[Dataset excerpt]
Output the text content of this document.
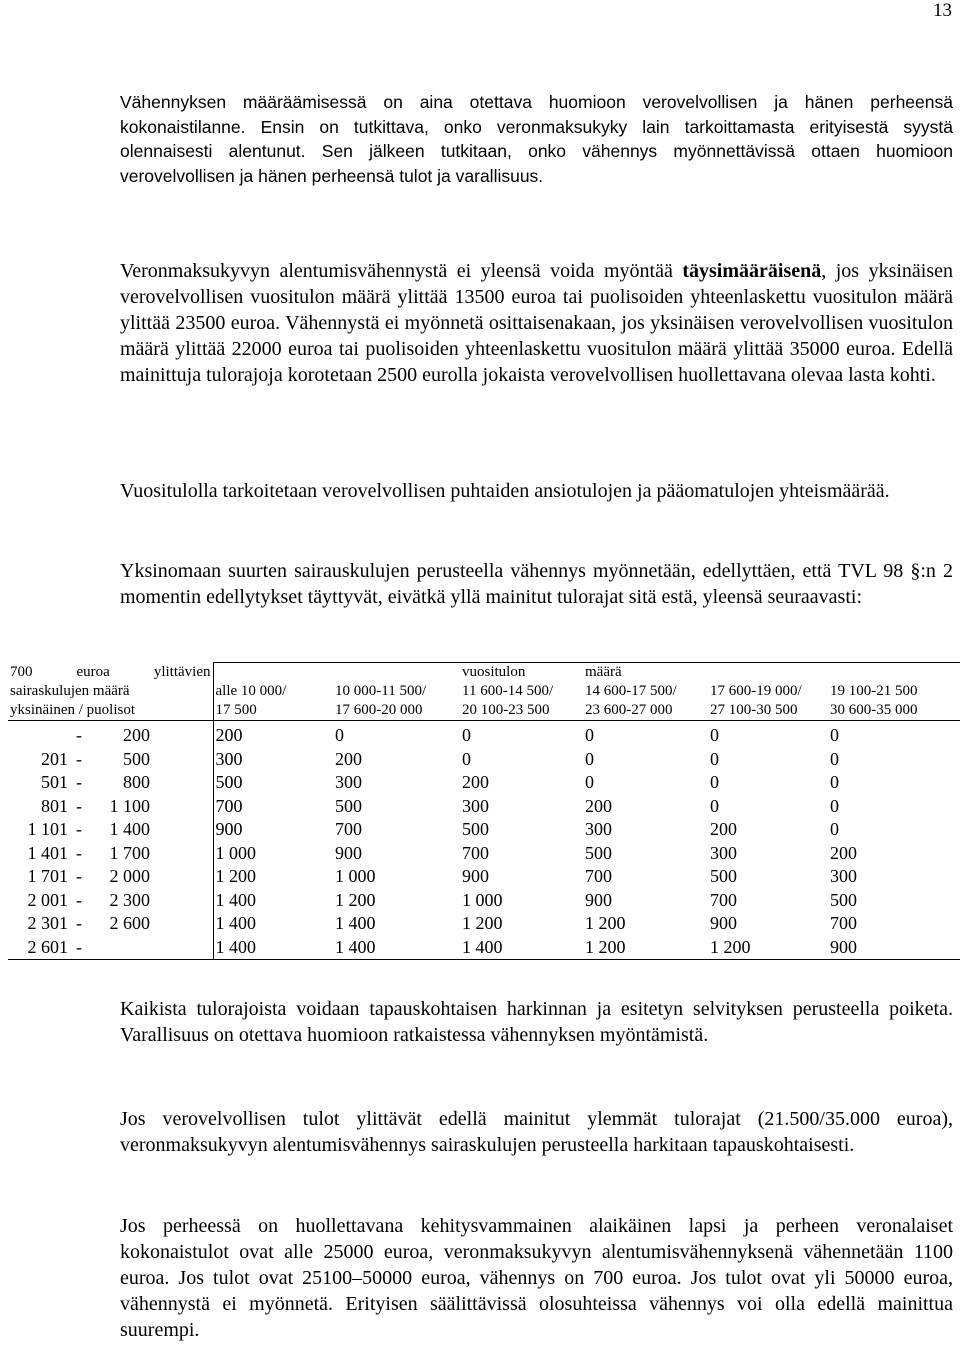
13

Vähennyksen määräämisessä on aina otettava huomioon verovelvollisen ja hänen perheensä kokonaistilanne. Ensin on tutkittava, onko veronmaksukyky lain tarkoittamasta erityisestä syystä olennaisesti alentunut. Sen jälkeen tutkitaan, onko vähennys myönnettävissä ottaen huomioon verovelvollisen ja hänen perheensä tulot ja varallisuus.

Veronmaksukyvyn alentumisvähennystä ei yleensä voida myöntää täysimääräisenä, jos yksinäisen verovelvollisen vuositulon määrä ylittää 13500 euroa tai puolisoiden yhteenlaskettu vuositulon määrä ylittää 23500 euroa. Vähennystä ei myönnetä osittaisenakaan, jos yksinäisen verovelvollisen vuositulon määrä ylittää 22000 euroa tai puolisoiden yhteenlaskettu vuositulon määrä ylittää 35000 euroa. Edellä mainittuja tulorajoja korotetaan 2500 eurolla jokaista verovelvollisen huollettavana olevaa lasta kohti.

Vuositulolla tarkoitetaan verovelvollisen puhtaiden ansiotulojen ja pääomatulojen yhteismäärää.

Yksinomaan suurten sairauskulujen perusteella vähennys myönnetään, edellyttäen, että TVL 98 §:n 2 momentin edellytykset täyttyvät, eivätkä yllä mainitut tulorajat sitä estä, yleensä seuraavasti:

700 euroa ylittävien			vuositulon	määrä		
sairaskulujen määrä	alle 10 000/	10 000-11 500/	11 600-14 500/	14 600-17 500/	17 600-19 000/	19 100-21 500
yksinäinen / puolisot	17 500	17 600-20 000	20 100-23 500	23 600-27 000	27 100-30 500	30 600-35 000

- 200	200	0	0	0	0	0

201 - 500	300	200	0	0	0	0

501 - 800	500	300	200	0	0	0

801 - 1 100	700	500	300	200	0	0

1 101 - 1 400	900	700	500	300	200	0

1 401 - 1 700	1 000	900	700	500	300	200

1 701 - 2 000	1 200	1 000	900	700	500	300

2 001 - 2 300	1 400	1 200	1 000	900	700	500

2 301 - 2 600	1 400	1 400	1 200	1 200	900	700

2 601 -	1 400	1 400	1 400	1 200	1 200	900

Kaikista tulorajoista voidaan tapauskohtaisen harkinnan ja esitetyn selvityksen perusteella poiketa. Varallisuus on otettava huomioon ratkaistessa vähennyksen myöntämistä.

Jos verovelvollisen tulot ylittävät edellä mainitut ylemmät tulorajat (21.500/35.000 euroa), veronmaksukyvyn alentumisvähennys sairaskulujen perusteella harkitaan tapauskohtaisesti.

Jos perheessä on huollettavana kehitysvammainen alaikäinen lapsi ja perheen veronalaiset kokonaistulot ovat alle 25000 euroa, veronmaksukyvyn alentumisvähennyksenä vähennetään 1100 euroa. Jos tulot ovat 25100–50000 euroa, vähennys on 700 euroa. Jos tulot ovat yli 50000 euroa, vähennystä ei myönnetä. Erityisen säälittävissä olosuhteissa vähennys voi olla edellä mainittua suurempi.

• _REQUIREMENTS_
Return the listing above unchanged, apart from dropping its pictures.

• _RESPONSE TO THIS EXERCISE_
Output the text content of this document.
13

Vähennyksen määräämisessä on aina otettava huomioon verovelvollisen ja hänen perheensä kokonaistilanne. Ensin on tutkittava, onko veronmaksukyky lain tarkoittamasta erityisestä syystä olennaisesti alentunut. Sen jälkeen tutkitaan, onko vähennys myönnettävissä ottaen huomioon verovelvollisen ja hänen perheensä tulot ja varallisuus.

Veronmaksukyvyn alentumisvähennystä ei yleensä voida myöntää täysimääräisenä, jos yksinäisen verovelvollisen vuositulon määrä ylittää 13500 euroa tai puolisoiden yhteenlaskettu vuositulon määrä ylittää 23500 euroa. Vähennystä ei myönnetä osittaisenakaan, jos yksinäisen verovelvollisen vuositulon määrä ylittää 22000 euroa tai puolisoiden yhteenlaskettu vuositulon määrä ylittää 35000 euroa. Edellä mainittuja tulorajoja korotetaan 2500 eurolla jokaista verovelvollisen huollettavana olevaa lasta kohti.

Vuositulolla tarkoitetaan verovelvollisen puhtaiden ansiotulojen ja pääomatulojen yhteismäärää.

Yksinomaan suurten sairauskulujen perusteella vähennys myönnetään, edellyttäen, että TVL 98 §:n 2 momentin edellytykset täyttyvät, eivätkä yllä mainitut tulorajat sitä estä, yleensä seuraavasti:

700 euroa ylittävien			vuositulon	määrä		
sairaskulujen määrä	alle 10 000/	10 000-11 500/	11 600-14 500/	14 600-17 500/	17 600-19 000/	19 100-21 500
yksinäinen / puolisot	17 500	17 600-20 000	20 100-23 500	23 600-27 000	27 100-30 500	30 600-35 000

- 200	200	0	0	0	0	0

201 - 500	300	200	0	0	0	0

501 - 800	500	300	200	0	0	0

801 - 1 100	700	500	300	200	0	0

1 101 - 1 400	900	700	500	300	200	0

1 401 - 1 700	1 000	900	700	500	300	200

1 701 - 2 000	1 200	1 000	900	700	500	300

2 001 - 2 300	1 400	1 200	1 000	900	700	500

2 301 - 2 600	1 400	1 400	1 200	1 200	900	700

2 601 -	1 400	1 400	1 400	1 200	1 200	900

Kaikista tulorajoista voidaan tapauskohtaisen harkinnan ja esitetyn selvityksen perusteella poiketa. Varallisuus on otettava huomioon ratkaistessa vähennyksen myöntämistä.

Jos verovelvollisen tulot ylittävät edellä mainitut ylemmät tulorajat (21.500/35.000 euroa), veronmaksukyvyn alentumisvähennys sairaskulujen perusteella harkitaan tapauskohtaisesti.

Jos perheessä on huollettavana kehitysvammainen alaikäinen lapsi ja perheen veronalaiset kokonaistulot ovat alle 25000 euroa, veronmaksukyvyn alentumisvähennyksenä vähennetään 1100 euroa. Jos tulot ovat 25100–50000 euroa, vähennys on 700 euroa. Jos tulot ovat yli 50000 euroa, vähennystä ei myönnetä. Erityisen säälittävissä olosuhteissa vähennys voi olla edellä mainittua suurempi.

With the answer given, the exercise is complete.